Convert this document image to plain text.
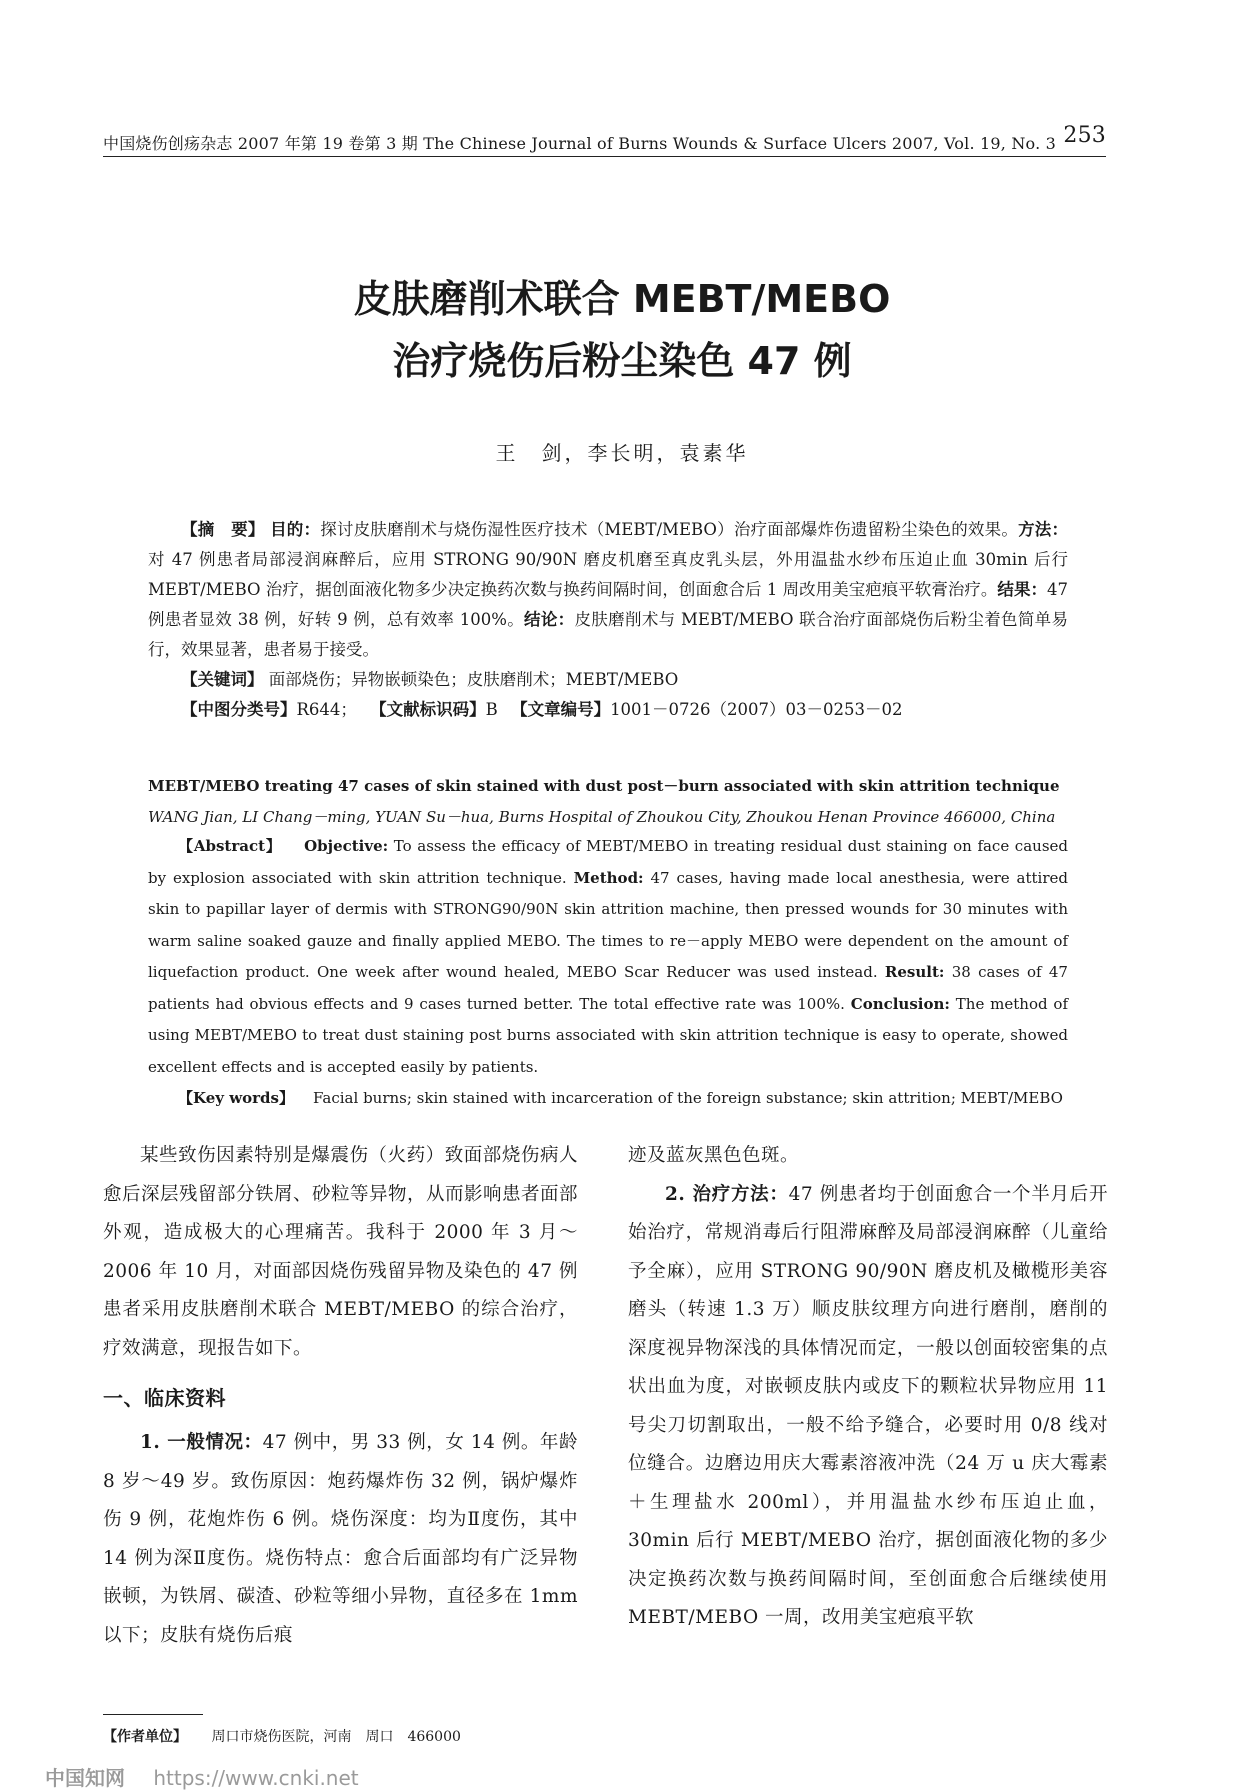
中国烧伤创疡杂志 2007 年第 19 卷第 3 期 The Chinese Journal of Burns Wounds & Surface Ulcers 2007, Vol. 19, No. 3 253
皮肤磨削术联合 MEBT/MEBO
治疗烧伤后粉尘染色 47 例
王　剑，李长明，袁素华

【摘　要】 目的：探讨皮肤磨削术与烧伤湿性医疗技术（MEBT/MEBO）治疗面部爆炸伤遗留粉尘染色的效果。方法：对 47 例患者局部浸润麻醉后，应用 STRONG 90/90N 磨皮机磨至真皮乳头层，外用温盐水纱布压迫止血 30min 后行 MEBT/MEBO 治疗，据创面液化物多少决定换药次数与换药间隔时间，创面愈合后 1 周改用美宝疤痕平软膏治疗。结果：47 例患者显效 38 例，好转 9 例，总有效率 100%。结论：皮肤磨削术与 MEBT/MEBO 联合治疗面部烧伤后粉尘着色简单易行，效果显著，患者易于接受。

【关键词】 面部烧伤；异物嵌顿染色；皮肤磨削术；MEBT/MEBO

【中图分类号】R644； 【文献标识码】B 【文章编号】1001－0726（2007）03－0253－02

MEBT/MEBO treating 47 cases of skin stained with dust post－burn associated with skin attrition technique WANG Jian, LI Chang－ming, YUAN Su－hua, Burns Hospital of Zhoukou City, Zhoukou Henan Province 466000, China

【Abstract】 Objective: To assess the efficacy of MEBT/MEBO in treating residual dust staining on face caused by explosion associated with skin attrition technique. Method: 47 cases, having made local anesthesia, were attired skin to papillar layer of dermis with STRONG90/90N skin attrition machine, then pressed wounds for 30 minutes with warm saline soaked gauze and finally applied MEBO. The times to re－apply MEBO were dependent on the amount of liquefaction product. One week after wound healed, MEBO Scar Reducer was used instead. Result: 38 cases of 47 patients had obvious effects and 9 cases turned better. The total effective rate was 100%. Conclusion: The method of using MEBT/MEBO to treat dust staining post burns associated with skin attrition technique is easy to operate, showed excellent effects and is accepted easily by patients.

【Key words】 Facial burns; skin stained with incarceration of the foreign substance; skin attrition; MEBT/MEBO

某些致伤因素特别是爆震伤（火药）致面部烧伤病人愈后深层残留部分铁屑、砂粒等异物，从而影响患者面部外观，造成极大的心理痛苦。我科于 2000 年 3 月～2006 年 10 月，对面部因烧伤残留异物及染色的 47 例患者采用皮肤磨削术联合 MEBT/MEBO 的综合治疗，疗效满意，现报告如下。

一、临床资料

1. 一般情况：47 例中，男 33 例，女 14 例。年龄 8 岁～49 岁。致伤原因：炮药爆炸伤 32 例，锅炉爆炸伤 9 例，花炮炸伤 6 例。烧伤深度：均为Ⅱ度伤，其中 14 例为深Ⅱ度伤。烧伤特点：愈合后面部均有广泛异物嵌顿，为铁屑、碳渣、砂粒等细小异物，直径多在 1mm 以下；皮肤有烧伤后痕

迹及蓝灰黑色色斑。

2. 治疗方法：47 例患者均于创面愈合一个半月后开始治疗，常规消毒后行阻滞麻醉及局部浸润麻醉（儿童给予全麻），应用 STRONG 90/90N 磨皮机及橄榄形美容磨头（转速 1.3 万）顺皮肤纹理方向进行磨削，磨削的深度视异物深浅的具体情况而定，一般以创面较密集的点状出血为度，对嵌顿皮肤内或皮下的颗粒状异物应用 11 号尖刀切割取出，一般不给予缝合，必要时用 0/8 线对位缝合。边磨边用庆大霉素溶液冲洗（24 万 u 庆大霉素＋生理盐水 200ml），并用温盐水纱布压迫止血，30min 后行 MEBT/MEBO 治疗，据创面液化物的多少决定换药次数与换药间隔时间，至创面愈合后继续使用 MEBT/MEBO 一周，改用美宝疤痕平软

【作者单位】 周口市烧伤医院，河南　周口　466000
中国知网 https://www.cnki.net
= = = = =
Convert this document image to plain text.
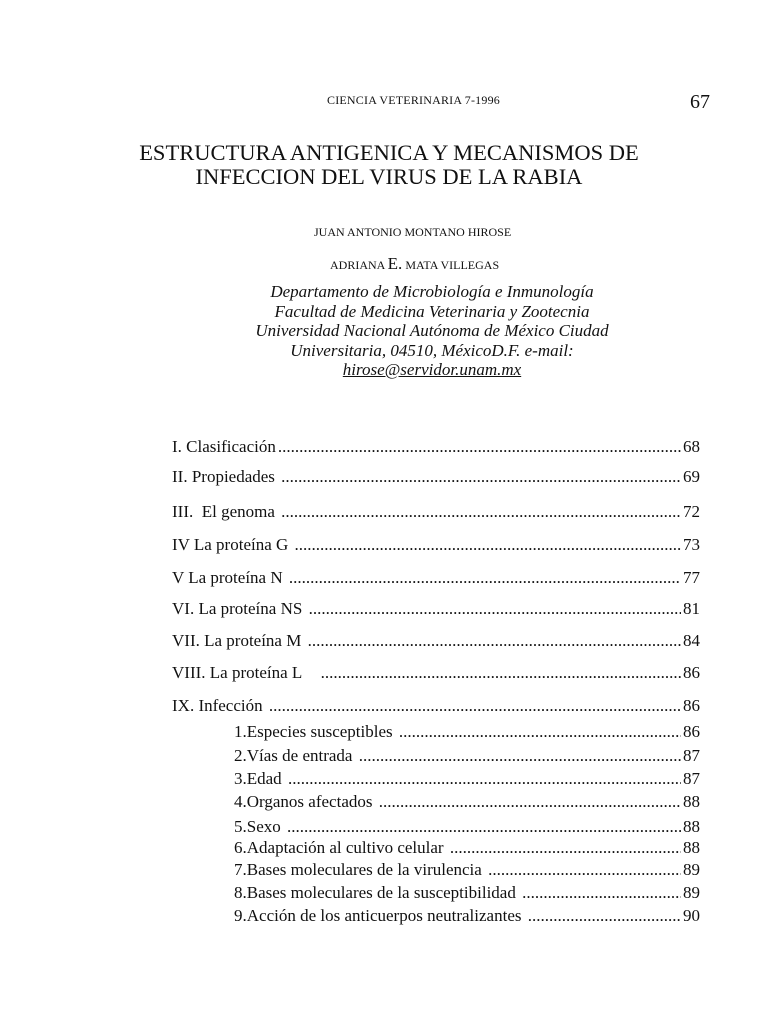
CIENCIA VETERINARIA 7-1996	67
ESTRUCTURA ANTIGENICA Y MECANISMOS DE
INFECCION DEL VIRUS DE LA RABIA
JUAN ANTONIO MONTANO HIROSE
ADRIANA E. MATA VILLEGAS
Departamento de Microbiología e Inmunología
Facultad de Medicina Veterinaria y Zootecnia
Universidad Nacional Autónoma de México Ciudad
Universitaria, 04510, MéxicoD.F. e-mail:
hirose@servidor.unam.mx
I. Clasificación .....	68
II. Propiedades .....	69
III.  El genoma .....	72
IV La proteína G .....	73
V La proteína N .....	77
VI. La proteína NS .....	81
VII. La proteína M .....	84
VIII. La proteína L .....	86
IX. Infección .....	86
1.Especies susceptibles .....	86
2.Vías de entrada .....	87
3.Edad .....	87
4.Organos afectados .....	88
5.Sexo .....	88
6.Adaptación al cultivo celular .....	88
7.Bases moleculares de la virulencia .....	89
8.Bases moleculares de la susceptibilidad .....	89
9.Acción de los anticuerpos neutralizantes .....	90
= = = = =
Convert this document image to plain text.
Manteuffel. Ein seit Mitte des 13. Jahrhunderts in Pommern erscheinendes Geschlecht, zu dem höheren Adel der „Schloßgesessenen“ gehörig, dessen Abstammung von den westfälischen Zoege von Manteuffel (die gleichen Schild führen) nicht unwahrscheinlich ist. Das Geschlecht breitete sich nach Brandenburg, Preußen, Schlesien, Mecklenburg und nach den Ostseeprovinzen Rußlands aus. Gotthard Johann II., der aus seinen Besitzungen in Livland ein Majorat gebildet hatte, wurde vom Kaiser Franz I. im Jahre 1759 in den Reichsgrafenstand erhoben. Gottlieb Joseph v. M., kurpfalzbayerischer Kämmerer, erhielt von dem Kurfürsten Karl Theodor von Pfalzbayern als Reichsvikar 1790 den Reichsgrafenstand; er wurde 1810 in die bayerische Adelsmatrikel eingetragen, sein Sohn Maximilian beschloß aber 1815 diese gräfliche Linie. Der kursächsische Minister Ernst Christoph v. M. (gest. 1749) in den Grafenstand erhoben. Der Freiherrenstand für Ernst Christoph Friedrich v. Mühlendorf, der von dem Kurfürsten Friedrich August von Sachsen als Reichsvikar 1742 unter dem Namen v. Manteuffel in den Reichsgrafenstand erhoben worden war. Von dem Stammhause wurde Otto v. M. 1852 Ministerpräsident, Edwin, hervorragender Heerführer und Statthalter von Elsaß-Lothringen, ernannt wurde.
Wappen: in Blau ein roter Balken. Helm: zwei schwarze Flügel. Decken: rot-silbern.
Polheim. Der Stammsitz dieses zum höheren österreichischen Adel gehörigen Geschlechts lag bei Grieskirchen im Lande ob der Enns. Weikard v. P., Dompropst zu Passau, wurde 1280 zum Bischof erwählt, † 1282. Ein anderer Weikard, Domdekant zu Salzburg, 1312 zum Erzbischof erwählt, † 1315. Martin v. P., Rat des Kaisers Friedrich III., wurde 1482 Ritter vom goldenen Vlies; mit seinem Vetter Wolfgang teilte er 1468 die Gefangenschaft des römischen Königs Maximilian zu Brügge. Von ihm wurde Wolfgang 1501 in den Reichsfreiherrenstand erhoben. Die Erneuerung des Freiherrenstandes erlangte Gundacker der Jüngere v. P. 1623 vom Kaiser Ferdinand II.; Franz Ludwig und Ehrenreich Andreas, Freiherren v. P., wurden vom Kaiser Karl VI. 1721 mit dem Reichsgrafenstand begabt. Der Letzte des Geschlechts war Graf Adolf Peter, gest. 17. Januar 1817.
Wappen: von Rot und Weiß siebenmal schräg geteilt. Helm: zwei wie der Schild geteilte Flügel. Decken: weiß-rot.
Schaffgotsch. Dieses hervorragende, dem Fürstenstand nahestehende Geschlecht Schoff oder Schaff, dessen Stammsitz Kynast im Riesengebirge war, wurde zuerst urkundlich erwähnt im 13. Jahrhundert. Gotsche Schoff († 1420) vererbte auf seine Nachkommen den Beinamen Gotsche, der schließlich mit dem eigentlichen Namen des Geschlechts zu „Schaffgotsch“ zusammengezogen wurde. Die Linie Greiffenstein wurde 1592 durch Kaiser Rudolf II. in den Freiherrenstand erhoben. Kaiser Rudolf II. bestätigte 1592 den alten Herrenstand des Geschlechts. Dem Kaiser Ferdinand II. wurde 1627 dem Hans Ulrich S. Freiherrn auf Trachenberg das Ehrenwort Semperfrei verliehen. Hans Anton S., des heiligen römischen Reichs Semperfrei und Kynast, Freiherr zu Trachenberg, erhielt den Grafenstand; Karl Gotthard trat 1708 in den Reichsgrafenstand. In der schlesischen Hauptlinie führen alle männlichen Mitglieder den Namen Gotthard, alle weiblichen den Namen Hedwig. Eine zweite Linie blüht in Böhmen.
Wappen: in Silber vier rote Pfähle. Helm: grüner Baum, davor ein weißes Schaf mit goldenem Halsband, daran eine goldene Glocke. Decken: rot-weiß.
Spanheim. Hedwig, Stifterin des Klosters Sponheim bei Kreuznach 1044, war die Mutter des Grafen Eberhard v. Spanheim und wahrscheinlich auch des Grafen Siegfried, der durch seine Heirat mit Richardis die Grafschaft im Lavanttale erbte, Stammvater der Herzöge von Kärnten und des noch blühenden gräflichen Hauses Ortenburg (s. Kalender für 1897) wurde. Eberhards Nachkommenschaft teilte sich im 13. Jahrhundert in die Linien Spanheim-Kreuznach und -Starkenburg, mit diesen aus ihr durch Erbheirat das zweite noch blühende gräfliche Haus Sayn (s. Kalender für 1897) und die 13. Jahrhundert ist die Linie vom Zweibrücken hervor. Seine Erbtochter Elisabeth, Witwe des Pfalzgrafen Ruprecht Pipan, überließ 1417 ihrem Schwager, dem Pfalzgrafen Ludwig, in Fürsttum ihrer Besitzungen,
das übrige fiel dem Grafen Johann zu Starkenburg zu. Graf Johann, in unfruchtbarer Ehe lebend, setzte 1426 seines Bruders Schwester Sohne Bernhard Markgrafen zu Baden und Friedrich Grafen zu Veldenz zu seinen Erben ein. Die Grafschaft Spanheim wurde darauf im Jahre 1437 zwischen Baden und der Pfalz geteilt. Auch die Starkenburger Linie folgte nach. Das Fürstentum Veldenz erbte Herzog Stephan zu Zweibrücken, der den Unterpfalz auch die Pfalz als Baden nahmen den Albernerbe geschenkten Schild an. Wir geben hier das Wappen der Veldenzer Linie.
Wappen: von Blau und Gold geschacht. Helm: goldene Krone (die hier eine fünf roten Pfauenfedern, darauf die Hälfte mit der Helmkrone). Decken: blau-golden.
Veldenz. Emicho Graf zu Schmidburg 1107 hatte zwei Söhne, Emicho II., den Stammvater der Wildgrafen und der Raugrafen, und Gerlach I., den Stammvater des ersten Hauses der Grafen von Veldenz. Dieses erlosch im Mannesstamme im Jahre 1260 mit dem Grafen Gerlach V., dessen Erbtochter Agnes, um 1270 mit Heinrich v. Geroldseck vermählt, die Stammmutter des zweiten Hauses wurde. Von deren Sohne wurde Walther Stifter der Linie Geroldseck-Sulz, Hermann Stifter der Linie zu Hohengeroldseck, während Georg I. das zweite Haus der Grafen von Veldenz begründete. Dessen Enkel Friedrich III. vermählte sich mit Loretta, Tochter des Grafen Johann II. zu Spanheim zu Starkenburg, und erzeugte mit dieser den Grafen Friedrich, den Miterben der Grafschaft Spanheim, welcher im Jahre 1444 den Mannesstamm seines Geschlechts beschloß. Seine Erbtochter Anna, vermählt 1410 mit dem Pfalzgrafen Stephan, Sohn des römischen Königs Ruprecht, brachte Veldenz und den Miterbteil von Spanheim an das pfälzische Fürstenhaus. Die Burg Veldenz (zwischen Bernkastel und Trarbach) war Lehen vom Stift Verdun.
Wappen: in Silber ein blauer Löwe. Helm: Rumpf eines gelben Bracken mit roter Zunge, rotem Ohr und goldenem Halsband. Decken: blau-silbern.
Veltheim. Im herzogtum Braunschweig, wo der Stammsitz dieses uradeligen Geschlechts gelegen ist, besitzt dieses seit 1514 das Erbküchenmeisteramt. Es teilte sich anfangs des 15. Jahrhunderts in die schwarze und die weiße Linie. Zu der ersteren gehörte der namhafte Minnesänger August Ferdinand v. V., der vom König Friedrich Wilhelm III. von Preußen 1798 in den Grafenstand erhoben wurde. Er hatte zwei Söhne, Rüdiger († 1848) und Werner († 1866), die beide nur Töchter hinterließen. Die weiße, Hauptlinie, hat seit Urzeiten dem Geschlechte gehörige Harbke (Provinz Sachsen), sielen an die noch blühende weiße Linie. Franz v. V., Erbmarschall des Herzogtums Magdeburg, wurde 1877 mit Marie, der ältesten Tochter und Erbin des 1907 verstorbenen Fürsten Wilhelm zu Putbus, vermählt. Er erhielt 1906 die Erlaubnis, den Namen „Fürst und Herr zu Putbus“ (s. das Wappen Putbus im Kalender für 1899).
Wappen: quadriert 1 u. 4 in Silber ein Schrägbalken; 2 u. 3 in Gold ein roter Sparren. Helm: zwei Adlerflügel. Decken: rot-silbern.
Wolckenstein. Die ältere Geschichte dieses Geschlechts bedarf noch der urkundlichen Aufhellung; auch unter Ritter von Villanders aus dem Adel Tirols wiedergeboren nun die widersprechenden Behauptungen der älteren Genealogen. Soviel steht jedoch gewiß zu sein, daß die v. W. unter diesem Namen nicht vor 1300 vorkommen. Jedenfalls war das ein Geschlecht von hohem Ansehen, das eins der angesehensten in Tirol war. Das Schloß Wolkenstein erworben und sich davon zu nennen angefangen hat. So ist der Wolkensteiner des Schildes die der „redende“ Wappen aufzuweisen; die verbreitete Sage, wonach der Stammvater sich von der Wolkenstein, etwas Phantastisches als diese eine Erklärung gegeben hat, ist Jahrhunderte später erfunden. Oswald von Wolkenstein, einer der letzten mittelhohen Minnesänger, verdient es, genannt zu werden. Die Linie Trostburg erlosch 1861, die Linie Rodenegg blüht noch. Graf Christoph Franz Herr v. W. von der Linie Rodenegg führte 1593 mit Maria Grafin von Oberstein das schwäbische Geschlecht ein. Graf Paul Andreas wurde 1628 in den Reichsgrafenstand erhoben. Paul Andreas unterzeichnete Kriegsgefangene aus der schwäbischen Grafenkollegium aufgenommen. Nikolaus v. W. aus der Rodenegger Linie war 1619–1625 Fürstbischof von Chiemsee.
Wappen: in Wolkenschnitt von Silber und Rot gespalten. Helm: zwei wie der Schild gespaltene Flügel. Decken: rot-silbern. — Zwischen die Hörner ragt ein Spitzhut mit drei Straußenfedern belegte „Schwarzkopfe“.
= = = = =
> [WHAT YOU ARE ASKED TO DO] Could you return the lines in the entries above that contain "Halsband"?

> [YOUR RESPONSE]
Wappen: in Silber vier rote Pfähle. Helm: grüner Baum, davor ein weißes Schaf mit goldenem Halsband, daran eine goldene Glocke. Decken: rot-weiß.
Wappen: in Silber ein blauer Löwe. Helm: Rumpf eines gelben Bracken mit roter Zunge, rotem Ohr und goldenem Halsband. Decken: blau-silbern.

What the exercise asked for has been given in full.